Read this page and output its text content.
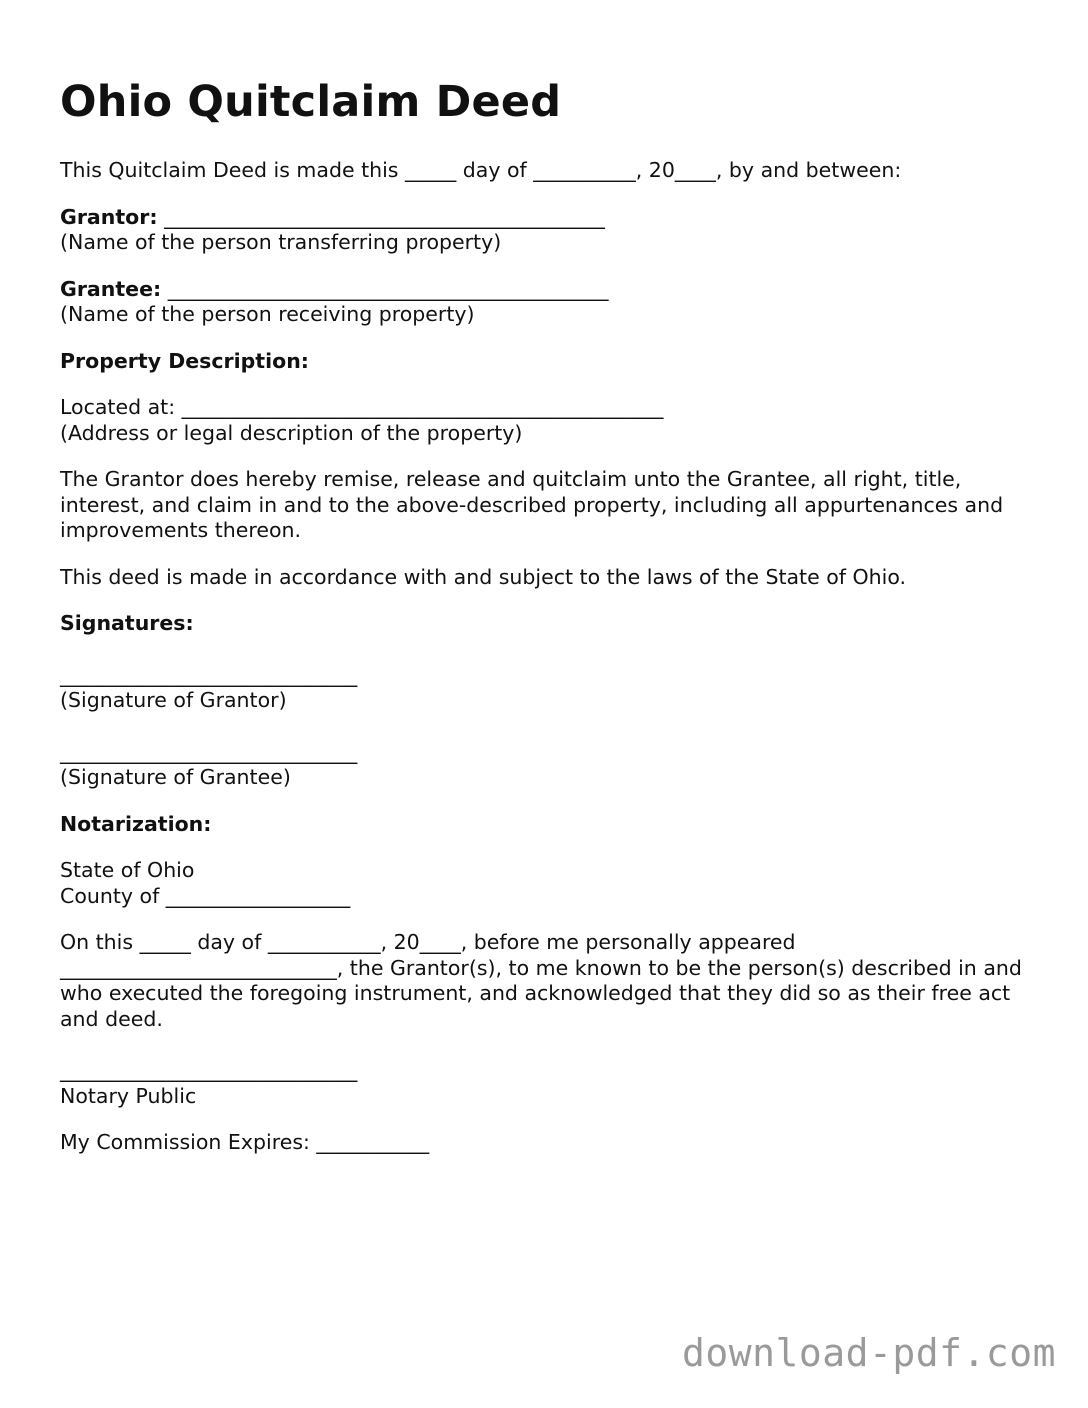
Ohio Quitclaim Deed

This Quitclaim Deed is made this _____ day of __________, 20____, by and between:

Grantor: ___________________________________________
(Name of the person transferring property)

Grantee: ___________________________________________
(Name of the person receiving property)

Property Description:

Located at: _______________________________________________
(Address or legal description of the property)

The Grantor does hereby remise, release and quitclaim unto the Grantee, all right, title, interest, and claim in and to the above-described property, including all appurtenances and improvements thereon.

This deed is made in accordance with and subject to the laws of the State of Ohio.

Signatures:

_____________________________
(Signature of Grantor)

_____________________________
(Signature of Grantee)

Notarization:

State of Ohio
County of __________________

On this _____ day of ___________, 20____, before me personally appeared
___________________________, the Grantor(s), to me known to be the person(s) described in and who executed the foregoing instrument, and acknowledged that they did so as their free act and deed.

_____________________________
Notary Public

My Commission Expires: ___________

download-pdf.com
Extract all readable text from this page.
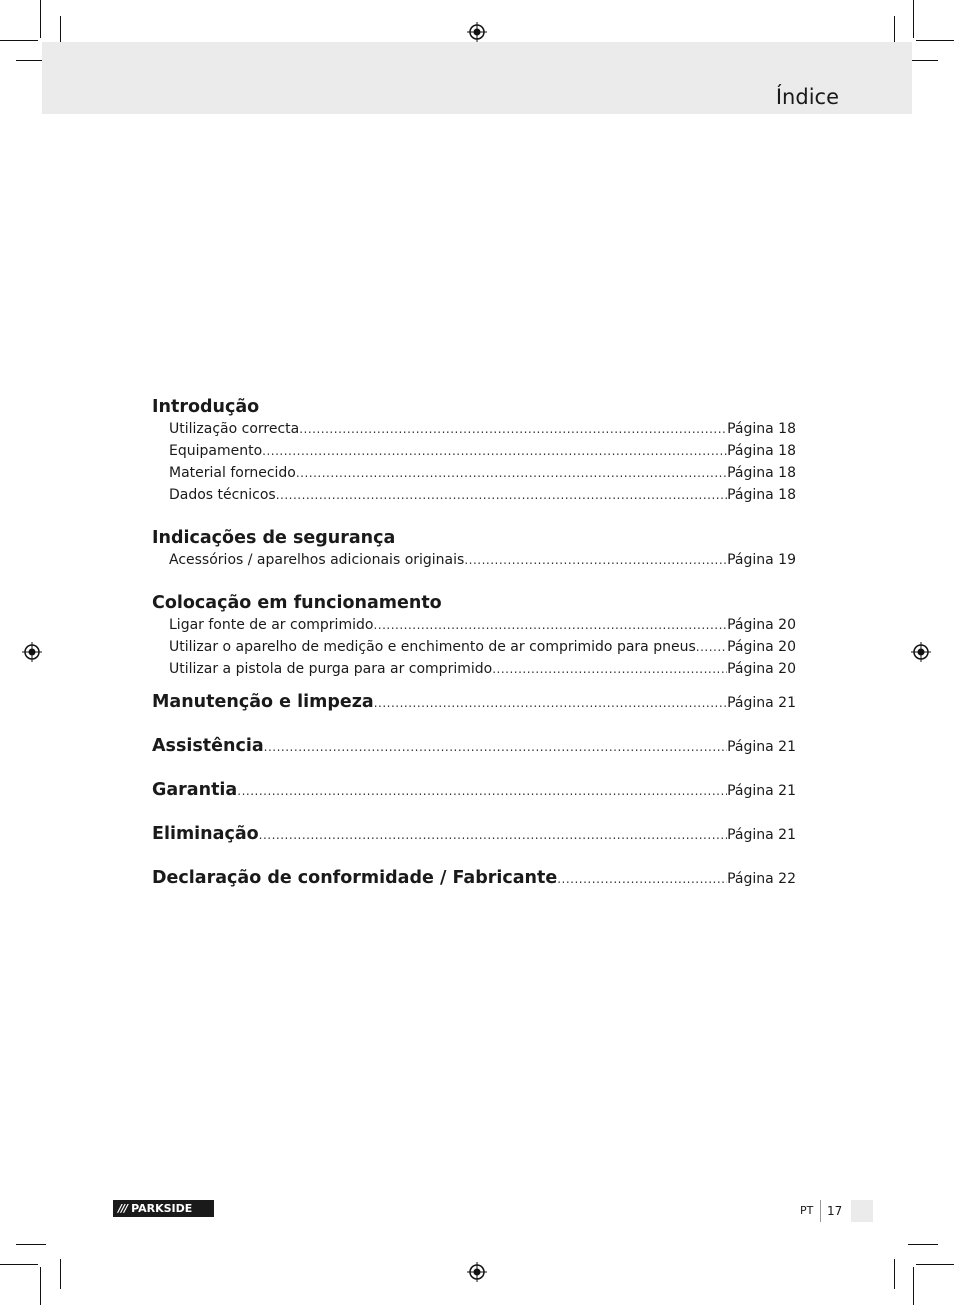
Índice
Introdução
Utilização correcta .....	Página 18
Equipamento .....	Página 18
Material fornecido .....	Página 18
Dados técnicos .....	Página 18
Indicações de segurança
Acessórios / aparelhos adicionais originais .....	Página 19
Colocação em funcionamento
Ligar fonte de ar comprimido .....	Página 20
Utilizar o aparelho de medição e enchimento de ar comprimido para pneus ..... Página 20
Utilizar a pistola de purga para ar comprimido .....	Página 20
Manutenção e limpeza .....	Página 21
Assistência .....	Página 21
Garantia .....	Página 21
Eliminação .....	Página 21
Declaração de conformidade / Fabricante .....	Página 22
/// PARKSIDE	PT 17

++++++

Task goal: Lines from the one that contains "Extract all readable text from this page." through the last line of the data above are to be extracted exactly, with no pictures and no other lines.

Answer to the task:
Extract all readable text from this page.
Índice
Introdução
Utilização correcta .....	Página 18
Equipamento .....	Página 18
Material fornecido .....	Página 18
Dados técnicos .....	Página 18
Indicações de segurança
Acessórios / aparelhos adicionais originais .....	Página 19
Colocação em funcionamento
Ligar fonte de ar comprimido .....	Página 20
Utilizar o aparelho de medição e enchimento de ar comprimido para pneus ..... Página 20
Utilizar a pistola de purga para ar comprimido .....	Página 20
Manutenção e limpeza .....	Página 21
Assistência .....	Página 21
Garantia .....	Página 21
Eliminação .....	Página 21
Declaração de conformidade / Fabricante .....	Página 22
/// PARKSIDE	PT 17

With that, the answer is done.